> EXERCISE TASK
Where a line holds "image", copy it.

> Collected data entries
══════════════════════════════
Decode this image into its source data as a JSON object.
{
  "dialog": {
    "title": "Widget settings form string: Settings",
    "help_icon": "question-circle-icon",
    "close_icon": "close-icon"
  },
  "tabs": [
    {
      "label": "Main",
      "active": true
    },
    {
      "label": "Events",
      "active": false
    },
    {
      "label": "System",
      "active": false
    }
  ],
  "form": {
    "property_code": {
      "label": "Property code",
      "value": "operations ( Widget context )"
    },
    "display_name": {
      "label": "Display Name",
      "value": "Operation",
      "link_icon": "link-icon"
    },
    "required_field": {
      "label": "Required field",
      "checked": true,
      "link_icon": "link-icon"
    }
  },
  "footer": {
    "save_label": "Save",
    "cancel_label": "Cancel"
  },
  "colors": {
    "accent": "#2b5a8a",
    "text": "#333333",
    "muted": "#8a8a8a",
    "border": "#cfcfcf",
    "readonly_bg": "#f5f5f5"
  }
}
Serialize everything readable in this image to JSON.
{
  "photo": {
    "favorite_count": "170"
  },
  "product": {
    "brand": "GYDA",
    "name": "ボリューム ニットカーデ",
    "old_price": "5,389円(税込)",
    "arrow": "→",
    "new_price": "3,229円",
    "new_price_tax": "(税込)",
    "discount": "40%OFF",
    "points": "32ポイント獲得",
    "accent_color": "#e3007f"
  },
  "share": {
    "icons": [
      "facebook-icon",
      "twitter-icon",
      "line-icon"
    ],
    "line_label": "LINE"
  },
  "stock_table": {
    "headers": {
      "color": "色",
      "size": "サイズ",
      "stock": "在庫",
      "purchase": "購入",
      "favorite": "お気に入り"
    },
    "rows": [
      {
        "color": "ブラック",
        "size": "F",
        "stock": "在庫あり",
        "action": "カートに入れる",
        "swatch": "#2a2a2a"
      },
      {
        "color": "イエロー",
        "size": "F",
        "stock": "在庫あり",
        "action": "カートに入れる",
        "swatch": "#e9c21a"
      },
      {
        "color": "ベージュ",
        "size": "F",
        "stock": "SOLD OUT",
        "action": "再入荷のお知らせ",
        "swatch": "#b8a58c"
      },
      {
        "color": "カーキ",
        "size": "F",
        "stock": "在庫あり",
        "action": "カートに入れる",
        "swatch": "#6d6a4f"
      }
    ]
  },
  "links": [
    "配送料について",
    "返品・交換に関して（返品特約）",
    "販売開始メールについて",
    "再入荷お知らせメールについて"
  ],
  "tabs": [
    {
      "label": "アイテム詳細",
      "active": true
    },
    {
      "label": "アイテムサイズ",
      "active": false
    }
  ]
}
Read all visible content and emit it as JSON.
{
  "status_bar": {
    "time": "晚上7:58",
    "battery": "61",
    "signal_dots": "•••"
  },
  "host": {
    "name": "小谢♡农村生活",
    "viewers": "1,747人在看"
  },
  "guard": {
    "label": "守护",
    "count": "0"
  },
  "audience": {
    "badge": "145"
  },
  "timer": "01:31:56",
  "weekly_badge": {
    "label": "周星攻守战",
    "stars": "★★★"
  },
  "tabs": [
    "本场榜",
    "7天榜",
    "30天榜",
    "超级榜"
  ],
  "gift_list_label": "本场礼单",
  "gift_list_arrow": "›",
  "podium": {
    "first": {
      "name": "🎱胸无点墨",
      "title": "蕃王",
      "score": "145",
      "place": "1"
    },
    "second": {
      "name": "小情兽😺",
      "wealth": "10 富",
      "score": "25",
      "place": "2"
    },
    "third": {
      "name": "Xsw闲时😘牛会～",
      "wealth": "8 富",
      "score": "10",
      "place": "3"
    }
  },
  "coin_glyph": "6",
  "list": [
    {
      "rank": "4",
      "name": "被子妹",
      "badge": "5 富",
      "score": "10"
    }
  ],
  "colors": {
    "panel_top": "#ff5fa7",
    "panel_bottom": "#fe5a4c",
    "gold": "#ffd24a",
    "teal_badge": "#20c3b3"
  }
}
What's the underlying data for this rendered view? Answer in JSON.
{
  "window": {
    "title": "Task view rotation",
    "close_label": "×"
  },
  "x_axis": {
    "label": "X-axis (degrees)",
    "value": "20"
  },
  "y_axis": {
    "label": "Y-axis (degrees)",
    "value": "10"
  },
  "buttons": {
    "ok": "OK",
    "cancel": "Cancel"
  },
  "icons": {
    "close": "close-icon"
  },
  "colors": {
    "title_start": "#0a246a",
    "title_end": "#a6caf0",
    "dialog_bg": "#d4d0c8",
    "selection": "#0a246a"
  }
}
══════════════════════════════
> WRITTEN RESPONSE
Decode this image into its source data as a JSON object.
Serialize everything readable in this image to JSON.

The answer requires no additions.